:: What is asked ::
Below are entries. Pull out all lines containing "label".

:: Extracted information ::
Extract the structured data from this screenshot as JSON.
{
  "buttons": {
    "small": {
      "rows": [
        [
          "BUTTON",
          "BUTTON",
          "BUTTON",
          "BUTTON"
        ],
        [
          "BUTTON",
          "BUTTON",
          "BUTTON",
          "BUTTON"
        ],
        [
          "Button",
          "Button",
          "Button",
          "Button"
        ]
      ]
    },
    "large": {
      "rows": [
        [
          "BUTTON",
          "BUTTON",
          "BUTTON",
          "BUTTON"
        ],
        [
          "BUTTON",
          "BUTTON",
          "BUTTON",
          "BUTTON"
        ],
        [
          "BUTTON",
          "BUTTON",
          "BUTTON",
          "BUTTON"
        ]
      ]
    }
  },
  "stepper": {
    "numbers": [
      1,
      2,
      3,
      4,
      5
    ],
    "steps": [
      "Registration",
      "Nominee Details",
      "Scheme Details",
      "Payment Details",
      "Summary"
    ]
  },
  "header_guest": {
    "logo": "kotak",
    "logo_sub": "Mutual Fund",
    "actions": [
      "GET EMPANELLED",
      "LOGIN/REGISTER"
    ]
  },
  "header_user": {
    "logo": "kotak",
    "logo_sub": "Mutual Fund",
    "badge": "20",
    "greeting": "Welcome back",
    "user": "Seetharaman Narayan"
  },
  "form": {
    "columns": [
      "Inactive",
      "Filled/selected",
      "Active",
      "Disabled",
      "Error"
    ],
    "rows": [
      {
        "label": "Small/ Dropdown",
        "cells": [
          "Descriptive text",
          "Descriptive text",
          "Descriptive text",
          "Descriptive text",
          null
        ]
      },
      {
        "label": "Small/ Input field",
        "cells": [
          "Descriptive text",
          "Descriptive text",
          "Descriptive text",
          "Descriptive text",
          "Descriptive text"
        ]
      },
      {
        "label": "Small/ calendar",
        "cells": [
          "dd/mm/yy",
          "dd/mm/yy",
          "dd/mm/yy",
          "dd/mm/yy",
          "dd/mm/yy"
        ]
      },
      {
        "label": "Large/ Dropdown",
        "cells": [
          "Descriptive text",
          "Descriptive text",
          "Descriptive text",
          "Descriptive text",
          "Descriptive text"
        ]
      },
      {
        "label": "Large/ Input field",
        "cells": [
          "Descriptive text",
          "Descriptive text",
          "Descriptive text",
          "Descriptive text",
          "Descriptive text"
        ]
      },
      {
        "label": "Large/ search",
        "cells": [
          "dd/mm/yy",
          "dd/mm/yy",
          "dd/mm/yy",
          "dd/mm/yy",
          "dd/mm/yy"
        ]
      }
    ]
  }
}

:: Response to the task ::
        "label": "Small/ Dropdown",
        "label": "Small/ Input field",
        "label": "Small/ calendar",
        "label": "Large/ Dropdown",
        "label": "Large/ Input field",
        "label": "Large/ search",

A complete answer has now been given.